PROBLEM TO WORK ON: Reproduce each of the following rows verbatim, character for character.

SOURCE RECORDS:
━━━━━━━━

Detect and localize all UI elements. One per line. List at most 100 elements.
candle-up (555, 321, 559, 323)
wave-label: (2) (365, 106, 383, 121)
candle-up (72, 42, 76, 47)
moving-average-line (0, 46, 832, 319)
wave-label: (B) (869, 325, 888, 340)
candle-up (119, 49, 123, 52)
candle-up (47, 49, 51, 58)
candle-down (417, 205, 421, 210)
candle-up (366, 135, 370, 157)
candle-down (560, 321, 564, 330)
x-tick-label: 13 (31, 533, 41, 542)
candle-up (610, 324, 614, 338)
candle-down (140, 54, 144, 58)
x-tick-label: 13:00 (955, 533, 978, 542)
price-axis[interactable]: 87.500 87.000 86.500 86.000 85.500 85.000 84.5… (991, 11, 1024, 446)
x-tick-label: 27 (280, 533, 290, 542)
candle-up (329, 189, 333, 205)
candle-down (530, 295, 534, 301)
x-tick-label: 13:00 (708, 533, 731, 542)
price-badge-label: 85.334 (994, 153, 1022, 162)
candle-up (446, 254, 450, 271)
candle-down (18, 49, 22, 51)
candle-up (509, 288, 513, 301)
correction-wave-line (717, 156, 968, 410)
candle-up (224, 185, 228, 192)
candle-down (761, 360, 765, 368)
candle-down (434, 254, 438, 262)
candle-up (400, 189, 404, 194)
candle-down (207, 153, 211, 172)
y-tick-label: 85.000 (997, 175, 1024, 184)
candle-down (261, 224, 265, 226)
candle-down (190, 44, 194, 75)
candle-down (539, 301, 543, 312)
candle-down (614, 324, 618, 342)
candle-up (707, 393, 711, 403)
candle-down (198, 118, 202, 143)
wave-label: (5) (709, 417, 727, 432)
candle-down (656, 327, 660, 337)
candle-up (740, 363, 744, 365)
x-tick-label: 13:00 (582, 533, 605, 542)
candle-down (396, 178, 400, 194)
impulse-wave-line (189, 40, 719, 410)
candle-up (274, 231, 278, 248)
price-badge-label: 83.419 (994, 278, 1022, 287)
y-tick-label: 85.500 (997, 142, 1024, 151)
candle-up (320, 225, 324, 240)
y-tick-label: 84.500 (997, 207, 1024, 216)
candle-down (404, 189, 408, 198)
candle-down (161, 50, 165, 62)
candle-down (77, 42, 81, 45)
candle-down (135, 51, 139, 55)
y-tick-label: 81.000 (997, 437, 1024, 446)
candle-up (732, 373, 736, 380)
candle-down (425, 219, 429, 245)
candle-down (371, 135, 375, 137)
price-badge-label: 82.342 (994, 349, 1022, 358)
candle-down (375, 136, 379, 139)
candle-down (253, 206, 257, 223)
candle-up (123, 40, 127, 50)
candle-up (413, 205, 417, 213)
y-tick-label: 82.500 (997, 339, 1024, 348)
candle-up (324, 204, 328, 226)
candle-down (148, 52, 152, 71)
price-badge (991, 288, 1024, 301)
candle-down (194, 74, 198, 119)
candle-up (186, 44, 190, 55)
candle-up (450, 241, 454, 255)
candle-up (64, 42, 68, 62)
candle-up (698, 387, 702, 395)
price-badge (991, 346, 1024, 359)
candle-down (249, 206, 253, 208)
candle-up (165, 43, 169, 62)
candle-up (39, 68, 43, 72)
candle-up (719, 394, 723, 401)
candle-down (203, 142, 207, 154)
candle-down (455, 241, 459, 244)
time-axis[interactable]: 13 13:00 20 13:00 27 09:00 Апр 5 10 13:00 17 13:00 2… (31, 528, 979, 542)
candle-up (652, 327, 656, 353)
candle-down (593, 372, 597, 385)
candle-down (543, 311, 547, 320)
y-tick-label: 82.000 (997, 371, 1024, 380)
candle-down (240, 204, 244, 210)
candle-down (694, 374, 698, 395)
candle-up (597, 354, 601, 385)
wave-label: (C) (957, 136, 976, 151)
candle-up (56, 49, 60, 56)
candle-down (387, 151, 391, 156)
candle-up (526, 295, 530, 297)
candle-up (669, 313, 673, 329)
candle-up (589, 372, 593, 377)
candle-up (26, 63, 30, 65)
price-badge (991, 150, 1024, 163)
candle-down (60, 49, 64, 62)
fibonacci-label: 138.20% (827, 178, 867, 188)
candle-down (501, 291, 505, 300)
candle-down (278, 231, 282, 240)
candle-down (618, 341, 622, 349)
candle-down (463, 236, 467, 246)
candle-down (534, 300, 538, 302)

━━━━━━━━

WORKED SOLUTION:
Detect and localize all UI elements. One per line. List at most 100 elements.
candle-up (555, 321, 559, 323)
wave-label: (2) (365, 106, 383, 121)
candle-up (72, 42, 76, 47)
moving-average-line (0, 46, 832, 319)
wave-label: (B) (869, 325, 888, 340)
candle-up (119, 49, 123, 52)
candle-up (47, 49, 51, 58)
candle-down (417, 205, 421, 210)
candle-up (366, 135, 370, 157)
candle-down (560, 321, 564, 330)
x-tick-label: 13 (31, 533, 41, 542)
candle-up (610, 324, 614, 338)
candle-down (140, 54, 144, 58)
x-tick-label: 13:00 (955, 533, 978, 542)
price-axis[interactable]: 87.500 87.000 86.500 86.000 85.500 85.000 84.5… (991, 11, 1024, 446)
x-tick-label: 27 (280, 533, 290, 542)
candle-up (329, 189, 333, 205)
candle-down (530, 295, 534, 301)
x-tick-label: 13:00 (708, 533, 731, 542)
price-badge-label: 85.334 (994, 153, 1022, 162)
candle-up (446, 254, 450, 271)
candle-down (18, 49, 22, 51)
candle-up (509, 288, 513, 301)
correction-wave-line (717, 156, 968, 410)
candle-up (224, 185, 228, 192)
candle-down (761, 360, 765, 368)
candle-down (434, 254, 438, 262)
candle-up (400, 189, 404, 194)
candle-down (207, 153, 211, 172)
y-tick-label: 85.000 (997, 175, 1024, 184)
candle-down (261, 224, 265, 226)
candle-down (190, 44, 194, 75)
candle-down (539, 301, 543, 312)
candle-down (614, 324, 618, 342)
candle-up (707, 393, 711, 403)
candle-down (198, 118, 202, 143)
wave-label: (5) (709, 417, 727, 432)
candle-down (656, 327, 660, 337)
candle-up (740, 363, 744, 365)
x-tick-label: 13:00 (582, 533, 605, 542)
candle-down (396, 178, 400, 194)
impulse-wave-line (189, 40, 719, 410)
candle-up (274, 231, 278, 248)
price-badge-label: 83.419 (994, 278, 1022, 287)
y-tick-label: 85.500 (997, 142, 1024, 151)
candle-up (320, 225, 324, 240)
y-tick-label: 84.500 (997, 207, 1024, 216)
candle-down (404, 189, 408, 198)
candle-down (161, 50, 165, 62)
candle-down (77, 42, 81, 45)
candle-down (135, 51, 139, 55)
y-tick-label: 81.000 (997, 437, 1024, 446)
candle-up (732, 373, 736, 380)
candle-down (425, 219, 429, 245)
candle-down (371, 135, 375, 137)
price-badge-label: 82.342 (994, 349, 1022, 358)
candle-down (375, 136, 379, 139)
candle-down (253, 206, 257, 223)
candle-up (123, 40, 127, 50)
candle-up (413, 205, 417, 213)
y-tick-label: 82.500 (997, 339, 1024, 348)
candle-up (324, 204, 328, 226)
candle-down (148, 52, 152, 71)
price-badge (991, 288, 1024, 301)
candle-down (194, 74, 198, 119)
candle-up (186, 44, 190, 55)
candle-up (450, 241, 454, 255)
candle-up (64, 42, 68, 62)
candle-up (698, 387, 702, 395)
price-badge (991, 346, 1024, 359)
candle-down (249, 206, 253, 208)
candle-up (165, 43, 169, 62)
candle-up (39, 68, 43, 72)
candle-up (719, 394, 723, 401)
candle-down (203, 142, 207, 154)
candle-down (455, 241, 459, 244)
time-axis[interactable]: 13 13:00 20 13:00 27 09:00 Апр 5 10 13:00 17 13:00 2… (31, 528, 979, 542)
candle-up (652, 327, 656, 353)
candle-down (593, 372, 597, 385)
candle-down (543, 311, 547, 320)
y-tick-label: 82.000 (997, 371, 1024, 380)
candle-down (240, 204, 244, 210)
candle-down (694, 374, 698, 395)
candle-up (597, 354, 601, 385)
wave-label: (C) (957, 136, 976, 151)
candle-up (56, 49, 60, 56)
candle-down (387, 151, 391, 156)
candle-up (526, 295, 530, 297)
candle-up (669, 313, 673, 329)
candle-up (589, 372, 593, 377)
candle-up (26, 63, 30, 65)
price-badge (991, 150, 1024, 163)
candle-down (60, 49, 64, 62)
fibonacci-label: 138.20% (827, 178, 867, 188)
candle-down (501, 291, 505, 300)
candle-down (278, 231, 282, 240)
candle-down (618, 341, 622, 349)
candle-down (463, 236, 467, 246)
candle-down (534, 300, 538, 302)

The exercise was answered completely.